Stored records
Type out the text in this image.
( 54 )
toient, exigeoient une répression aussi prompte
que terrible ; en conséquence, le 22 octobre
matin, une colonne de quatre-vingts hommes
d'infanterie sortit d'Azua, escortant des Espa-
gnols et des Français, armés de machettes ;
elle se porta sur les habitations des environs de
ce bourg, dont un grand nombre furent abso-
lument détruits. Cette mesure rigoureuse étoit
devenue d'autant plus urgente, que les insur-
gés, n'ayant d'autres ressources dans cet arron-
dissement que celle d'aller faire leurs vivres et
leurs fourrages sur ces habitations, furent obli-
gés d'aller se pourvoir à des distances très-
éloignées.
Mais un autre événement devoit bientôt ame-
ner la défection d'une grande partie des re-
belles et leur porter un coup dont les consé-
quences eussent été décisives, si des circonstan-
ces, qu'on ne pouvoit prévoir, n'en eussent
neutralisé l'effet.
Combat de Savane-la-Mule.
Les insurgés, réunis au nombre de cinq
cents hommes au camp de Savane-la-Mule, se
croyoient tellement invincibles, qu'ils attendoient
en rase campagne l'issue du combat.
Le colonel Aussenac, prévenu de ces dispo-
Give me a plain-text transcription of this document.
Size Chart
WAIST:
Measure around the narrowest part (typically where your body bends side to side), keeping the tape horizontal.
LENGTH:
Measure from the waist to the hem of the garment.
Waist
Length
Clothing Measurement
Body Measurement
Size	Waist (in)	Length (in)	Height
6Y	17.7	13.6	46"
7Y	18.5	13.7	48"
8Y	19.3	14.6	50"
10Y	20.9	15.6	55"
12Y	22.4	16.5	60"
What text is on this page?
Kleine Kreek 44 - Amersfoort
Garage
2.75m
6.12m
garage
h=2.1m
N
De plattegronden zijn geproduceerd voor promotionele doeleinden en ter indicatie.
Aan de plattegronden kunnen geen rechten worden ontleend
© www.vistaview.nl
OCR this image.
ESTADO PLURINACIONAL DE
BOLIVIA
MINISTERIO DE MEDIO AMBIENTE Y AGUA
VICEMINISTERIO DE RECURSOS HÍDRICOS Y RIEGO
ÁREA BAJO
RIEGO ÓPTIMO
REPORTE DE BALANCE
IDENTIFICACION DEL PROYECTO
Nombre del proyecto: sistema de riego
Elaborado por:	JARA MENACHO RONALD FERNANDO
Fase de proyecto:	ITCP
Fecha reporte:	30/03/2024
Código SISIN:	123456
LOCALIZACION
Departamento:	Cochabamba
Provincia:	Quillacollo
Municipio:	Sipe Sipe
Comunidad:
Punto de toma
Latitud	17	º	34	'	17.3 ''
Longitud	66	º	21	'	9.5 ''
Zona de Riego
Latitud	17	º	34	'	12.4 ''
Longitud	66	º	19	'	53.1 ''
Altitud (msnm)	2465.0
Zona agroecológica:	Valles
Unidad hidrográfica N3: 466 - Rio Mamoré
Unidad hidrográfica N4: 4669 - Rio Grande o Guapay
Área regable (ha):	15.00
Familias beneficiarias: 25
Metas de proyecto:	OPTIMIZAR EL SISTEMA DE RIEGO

### THE REQUEST
Copy every line that contains the string "this".

### EXPECTED ANSWER
Type out the text in this image.
Give me a plain-text transcription of this document.
What text is on this page?
OCR this image.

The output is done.